Less is more. When we find examples of that in medicine, we celebrate. In oncology – at least in fields like early breast cancer, where cure rates are high – the goal is to treat better, smarter – less – while maintaining high cure rates. In radiation oncology, strong scientific evidence has led to the widespread adoption of breast conserving surgery and radiation (less surgery) over mastectomy. Now, we have solid data that fewer women need chemotherapy as well.
It has taken a long time for that chemotherapy pendulum to swing back. In the 1980s, the prevailing mantra was high-dose chemotherapy for most women with breast cancer. Women even demanded and lobbied for the “right” to receive bone marrow transplants for aggressive breast cancers. My mother-in-law received a bone marrow transplant at an academic medical center in Lubbock, Texas. She stayed in the hospital for 30 days, much of that in the ICU, and nearly died from the treatment. Unfortunately, after recovering from the transplant she died from her cancer anyway. In retrospect, bone marrow transplant treatment for breast cancer can only be described as excessive, ineffective, and highly toxic. The scientific evidence just wasn’t there yet to support it.
Even putting aside bone marrow transplants, the promise of more and more chemotherapy that started around 1975 resulted in almost every woman with a cancer larger than a centimeter – not even a half inch – being recommended to get chemotherapy. That meant a lot of women were being treated with undeniably toxic chemotherapy who didn’t need it.
Thankfully, many advances along the way have helped determine who may or may not benefit from chemotherapy. Identification of receptors on an individual woman’s cancer for estrogen, progesterone, and HER2, for example, can guide certain treatment recommendations. In our modern era of often over-hyped personalized medicine, a test called Oncotype DX (developed in 2003) has actually revolutionized the way we decide for many women who gets chemotherapy and who doesn’t.

----

▶ _Assignment 1_
Return the breast cancer passage from "Less is more." to "chemotherapy as well." word for word.
▶ _Assignment 2_
Answer these questions from the breast cancer passage:
(a) How many days did the writer's mother-in-law stay in the hospital for her bone marrow transplant?
(b) Around what year did the promise of more and more chemotherapy start?
(c) In what year was Oncotype DX developed?
▶ _Assignment 3_
Write what comes next in the breast cancer passage, starting after its final sentence.
The material after this point is separate from the breast cancer passage.

----

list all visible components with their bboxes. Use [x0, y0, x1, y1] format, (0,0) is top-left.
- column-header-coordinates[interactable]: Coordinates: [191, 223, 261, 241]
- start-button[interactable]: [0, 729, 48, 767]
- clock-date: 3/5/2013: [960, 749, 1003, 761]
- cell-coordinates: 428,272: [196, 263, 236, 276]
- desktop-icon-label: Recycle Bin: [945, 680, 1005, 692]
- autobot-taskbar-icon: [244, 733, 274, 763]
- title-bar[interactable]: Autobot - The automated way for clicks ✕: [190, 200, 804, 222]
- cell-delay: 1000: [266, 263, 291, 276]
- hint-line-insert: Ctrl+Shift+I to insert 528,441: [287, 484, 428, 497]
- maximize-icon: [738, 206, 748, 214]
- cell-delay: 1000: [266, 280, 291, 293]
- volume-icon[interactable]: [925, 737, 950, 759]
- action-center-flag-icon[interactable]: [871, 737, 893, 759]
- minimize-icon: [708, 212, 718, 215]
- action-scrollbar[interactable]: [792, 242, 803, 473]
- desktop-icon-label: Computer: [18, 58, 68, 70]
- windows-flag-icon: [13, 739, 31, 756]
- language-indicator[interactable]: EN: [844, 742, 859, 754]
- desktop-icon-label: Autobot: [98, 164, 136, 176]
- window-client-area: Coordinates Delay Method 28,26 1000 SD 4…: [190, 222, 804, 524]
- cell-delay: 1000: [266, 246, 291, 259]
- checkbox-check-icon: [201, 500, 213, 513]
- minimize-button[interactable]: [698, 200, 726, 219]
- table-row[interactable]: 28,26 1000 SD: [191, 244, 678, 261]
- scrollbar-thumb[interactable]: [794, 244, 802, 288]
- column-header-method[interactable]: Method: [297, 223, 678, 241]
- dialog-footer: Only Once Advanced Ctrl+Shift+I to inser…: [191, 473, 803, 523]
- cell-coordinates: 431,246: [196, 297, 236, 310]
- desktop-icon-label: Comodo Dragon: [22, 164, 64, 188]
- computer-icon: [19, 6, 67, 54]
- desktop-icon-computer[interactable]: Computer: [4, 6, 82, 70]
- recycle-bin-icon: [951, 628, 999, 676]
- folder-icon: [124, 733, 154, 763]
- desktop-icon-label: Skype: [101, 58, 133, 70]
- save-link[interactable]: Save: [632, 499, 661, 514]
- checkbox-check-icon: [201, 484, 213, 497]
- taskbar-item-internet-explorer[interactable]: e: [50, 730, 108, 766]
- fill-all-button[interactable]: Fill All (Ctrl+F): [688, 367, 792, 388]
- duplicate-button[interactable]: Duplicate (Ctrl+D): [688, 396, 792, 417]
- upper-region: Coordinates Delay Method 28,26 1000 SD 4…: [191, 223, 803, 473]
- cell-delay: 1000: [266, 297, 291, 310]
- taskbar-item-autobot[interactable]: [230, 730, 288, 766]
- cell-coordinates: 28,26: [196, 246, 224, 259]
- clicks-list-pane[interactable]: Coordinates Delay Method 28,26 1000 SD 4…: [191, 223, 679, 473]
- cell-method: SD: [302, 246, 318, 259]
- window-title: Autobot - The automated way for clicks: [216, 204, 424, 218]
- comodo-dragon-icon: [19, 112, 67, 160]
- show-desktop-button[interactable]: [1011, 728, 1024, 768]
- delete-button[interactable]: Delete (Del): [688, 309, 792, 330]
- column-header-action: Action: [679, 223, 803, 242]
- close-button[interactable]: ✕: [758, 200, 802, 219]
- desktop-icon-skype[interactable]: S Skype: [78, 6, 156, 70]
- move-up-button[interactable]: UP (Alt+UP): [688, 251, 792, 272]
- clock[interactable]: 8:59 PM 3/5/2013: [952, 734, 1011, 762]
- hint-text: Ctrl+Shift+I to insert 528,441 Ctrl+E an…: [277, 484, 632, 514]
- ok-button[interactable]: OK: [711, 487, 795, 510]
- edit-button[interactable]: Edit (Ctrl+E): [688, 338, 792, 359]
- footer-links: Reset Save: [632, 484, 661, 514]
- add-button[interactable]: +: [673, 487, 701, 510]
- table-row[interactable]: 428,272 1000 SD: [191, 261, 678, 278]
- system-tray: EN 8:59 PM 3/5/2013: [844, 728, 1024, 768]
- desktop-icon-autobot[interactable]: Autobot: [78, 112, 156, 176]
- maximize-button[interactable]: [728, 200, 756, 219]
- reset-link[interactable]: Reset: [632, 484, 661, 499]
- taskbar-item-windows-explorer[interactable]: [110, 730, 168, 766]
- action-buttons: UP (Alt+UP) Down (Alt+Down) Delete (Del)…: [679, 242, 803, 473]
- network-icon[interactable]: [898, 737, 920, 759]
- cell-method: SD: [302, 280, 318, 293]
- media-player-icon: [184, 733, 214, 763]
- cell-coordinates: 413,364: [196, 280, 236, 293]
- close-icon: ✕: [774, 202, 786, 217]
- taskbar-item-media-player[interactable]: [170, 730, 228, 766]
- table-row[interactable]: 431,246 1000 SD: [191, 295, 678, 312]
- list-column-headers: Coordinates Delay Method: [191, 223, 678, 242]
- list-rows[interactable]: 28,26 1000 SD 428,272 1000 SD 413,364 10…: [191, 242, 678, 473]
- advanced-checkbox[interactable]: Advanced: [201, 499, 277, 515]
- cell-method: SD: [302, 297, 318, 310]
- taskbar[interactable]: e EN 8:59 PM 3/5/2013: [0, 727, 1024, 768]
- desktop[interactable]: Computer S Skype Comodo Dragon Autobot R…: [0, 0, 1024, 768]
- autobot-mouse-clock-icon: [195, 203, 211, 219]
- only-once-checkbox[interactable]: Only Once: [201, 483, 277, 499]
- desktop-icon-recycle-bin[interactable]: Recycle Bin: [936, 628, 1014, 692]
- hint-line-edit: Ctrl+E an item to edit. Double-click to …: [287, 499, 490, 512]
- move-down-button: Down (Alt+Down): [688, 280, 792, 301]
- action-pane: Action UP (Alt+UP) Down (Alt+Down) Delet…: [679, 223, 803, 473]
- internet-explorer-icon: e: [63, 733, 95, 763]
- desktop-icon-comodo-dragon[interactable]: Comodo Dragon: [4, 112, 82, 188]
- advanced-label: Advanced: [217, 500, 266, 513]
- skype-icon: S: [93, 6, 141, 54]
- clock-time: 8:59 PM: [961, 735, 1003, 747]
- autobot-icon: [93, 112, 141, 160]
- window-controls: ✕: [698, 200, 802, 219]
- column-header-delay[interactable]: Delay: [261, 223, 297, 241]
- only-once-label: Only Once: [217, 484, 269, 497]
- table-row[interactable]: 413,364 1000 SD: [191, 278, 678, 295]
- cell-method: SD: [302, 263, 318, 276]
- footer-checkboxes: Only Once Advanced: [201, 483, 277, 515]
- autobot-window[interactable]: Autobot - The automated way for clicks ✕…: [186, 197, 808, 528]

----

▶ _Output 1_
Less is more. When we find examples of that in medicine, we celebrate. In oncology – at least in fields like early breast cancer, where cure rates are high – the goal is to treat better, smarter – less – while maintaining high cure rates. In radiation oncology, strong scientific evidence has led to the widespread adoption of breast conserving surgery and radiation (less surgery) over mastectomy. Now, we have solid data that fewer women need chemotherapy as well.

▶ _Output 2_
(a) 30 days
(b) Around 1975
(c) 2003

▶ _Output 3_
Oncotype DX is a 21-gene assay of a patient’s tumor that evaluates risk of recurrence with and without chemotherapy for women with early stage estrogen receptor-positive and HER2-negative breast cancer. The resultant individualized score quantifies the 10-year risk of distant recurrence and, therefore, the likelihood of chemotherapy benefit for that particular patient. Physicians receive a report indicating their patient is in a low risk, intermediate risk, or high risk group for recurrence. The practice until recently has been to offer chemotherapy in the high risk group and to consider it in the intermediate risk group as well.
On June 3, 2018, the prestigious New England Journal of Medicine published a practice-changing article that will have tens of thousands of women in the intermediate risk group celebrating each year, because they, too, won’t have to have chemotherapy. This is one of those game-changer moments when the news hype is real. The test is anticipated to spare nearly 70% of women from having to have chemotherapy who probably would have been recommended for it previously. One of the study’s authors estimated that around 60,000 women with breast cancer will benefit each year by not having to have chemotherapy.
In the US alone this year, about 266,000 new cases of breast cancer will be diagnosed in women, and there will be about 41,000 deaths. The 5-year relative survival for localized breast cancer is 99%! But women who won’t die from breast cancer don’t want to suffer through treatment they don’t need.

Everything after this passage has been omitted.